*Records for the exercise:*
****************************************

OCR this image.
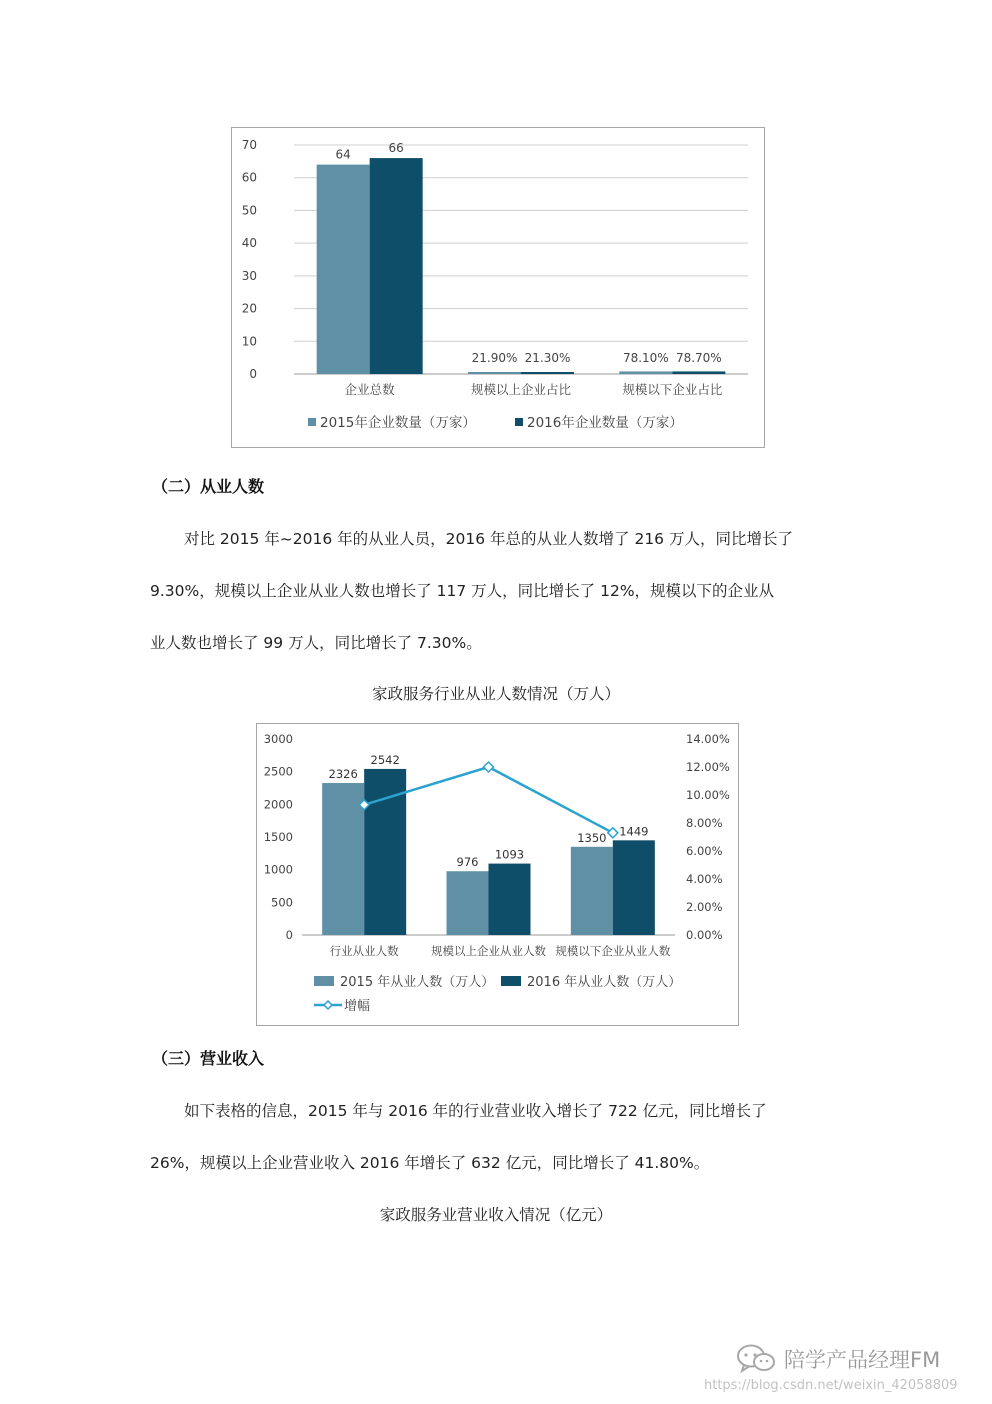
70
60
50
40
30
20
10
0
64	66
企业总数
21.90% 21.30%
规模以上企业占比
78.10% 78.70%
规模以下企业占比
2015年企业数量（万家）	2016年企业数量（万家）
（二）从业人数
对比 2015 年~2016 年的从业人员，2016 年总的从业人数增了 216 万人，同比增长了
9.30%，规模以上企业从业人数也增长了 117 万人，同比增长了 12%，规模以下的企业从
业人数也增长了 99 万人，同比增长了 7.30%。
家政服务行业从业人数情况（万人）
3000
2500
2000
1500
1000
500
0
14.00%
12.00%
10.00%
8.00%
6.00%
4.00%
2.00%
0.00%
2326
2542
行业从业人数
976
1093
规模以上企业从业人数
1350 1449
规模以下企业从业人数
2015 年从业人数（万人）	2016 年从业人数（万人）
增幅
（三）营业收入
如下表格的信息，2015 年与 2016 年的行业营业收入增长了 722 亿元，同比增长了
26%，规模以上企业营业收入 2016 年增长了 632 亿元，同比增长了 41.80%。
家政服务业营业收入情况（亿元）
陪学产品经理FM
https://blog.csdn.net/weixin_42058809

****************************************

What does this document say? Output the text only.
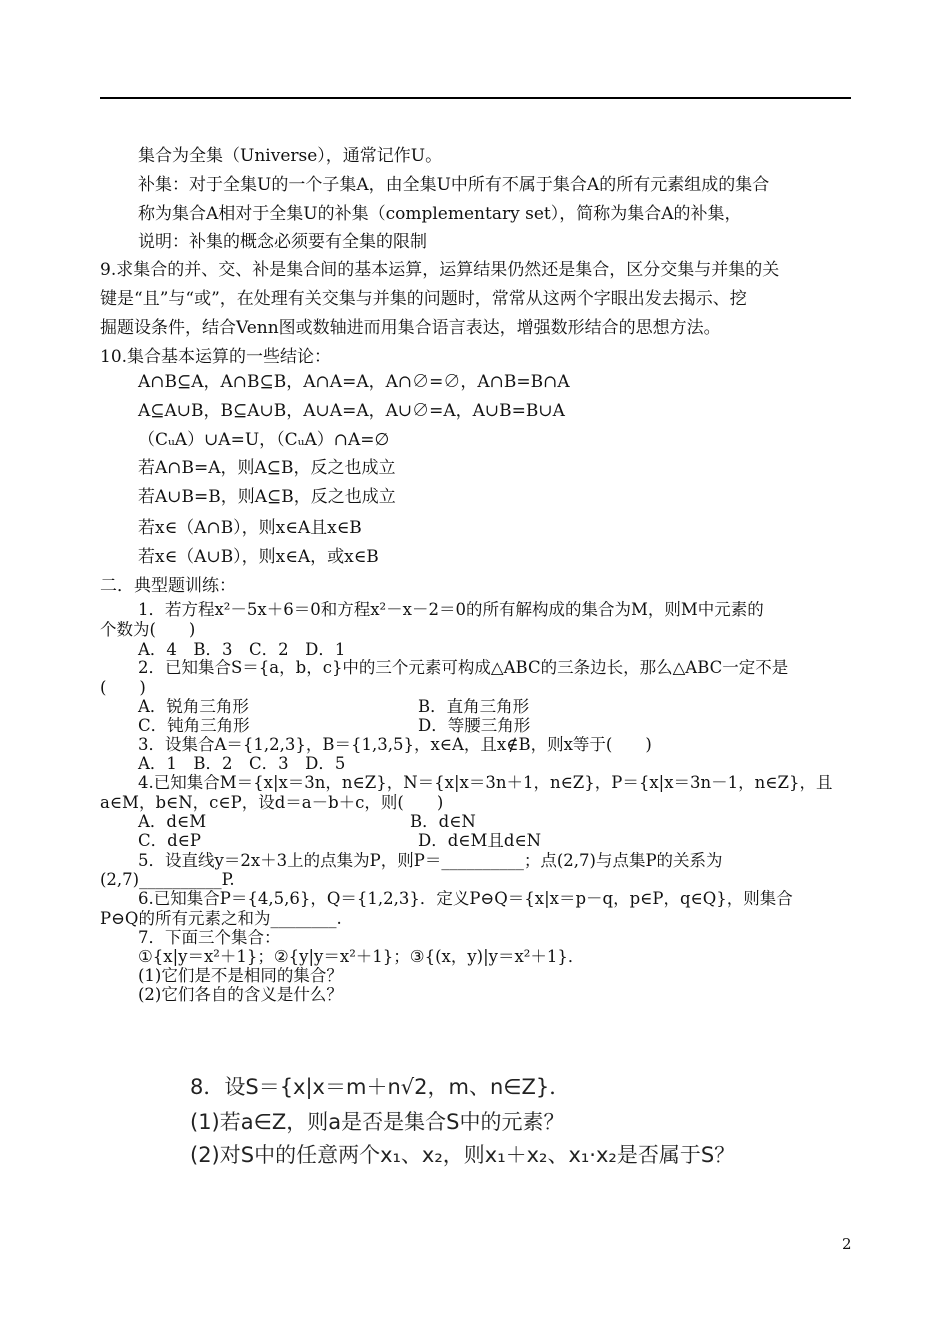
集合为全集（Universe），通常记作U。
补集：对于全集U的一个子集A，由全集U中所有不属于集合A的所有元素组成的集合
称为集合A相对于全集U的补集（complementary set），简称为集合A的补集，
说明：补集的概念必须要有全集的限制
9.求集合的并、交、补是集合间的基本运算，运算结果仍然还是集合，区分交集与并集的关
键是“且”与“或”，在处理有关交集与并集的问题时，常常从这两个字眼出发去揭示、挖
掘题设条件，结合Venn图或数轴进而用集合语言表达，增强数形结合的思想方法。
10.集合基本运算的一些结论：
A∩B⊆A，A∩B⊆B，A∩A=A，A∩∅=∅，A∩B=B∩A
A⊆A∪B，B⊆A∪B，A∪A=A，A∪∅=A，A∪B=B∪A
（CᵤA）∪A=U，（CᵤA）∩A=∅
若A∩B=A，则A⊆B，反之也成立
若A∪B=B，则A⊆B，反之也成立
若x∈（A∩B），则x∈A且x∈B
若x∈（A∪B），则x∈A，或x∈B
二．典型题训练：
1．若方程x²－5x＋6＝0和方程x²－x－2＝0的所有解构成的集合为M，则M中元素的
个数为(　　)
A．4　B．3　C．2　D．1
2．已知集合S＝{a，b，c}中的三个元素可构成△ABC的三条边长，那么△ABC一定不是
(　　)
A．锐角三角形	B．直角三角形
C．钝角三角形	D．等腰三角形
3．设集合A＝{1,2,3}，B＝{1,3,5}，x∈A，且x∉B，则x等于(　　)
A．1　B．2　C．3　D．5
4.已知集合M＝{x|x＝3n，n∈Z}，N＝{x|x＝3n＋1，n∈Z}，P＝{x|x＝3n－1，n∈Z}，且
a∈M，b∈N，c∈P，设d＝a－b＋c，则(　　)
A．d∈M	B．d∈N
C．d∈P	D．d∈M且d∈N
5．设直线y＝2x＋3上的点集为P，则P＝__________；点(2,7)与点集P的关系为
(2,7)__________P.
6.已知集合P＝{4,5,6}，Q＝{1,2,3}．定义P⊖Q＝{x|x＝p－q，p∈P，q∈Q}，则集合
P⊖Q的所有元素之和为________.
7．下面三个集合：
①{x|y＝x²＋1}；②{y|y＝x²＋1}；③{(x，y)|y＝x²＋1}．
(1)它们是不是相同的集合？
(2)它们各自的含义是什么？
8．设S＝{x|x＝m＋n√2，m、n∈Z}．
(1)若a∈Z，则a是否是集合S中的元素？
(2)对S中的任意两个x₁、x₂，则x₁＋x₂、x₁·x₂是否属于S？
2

****************************************

*Stated goal:*
Select every line of the records holding the string "this".

*Task output:*
OCR this image.
What does this document say? Output the text only.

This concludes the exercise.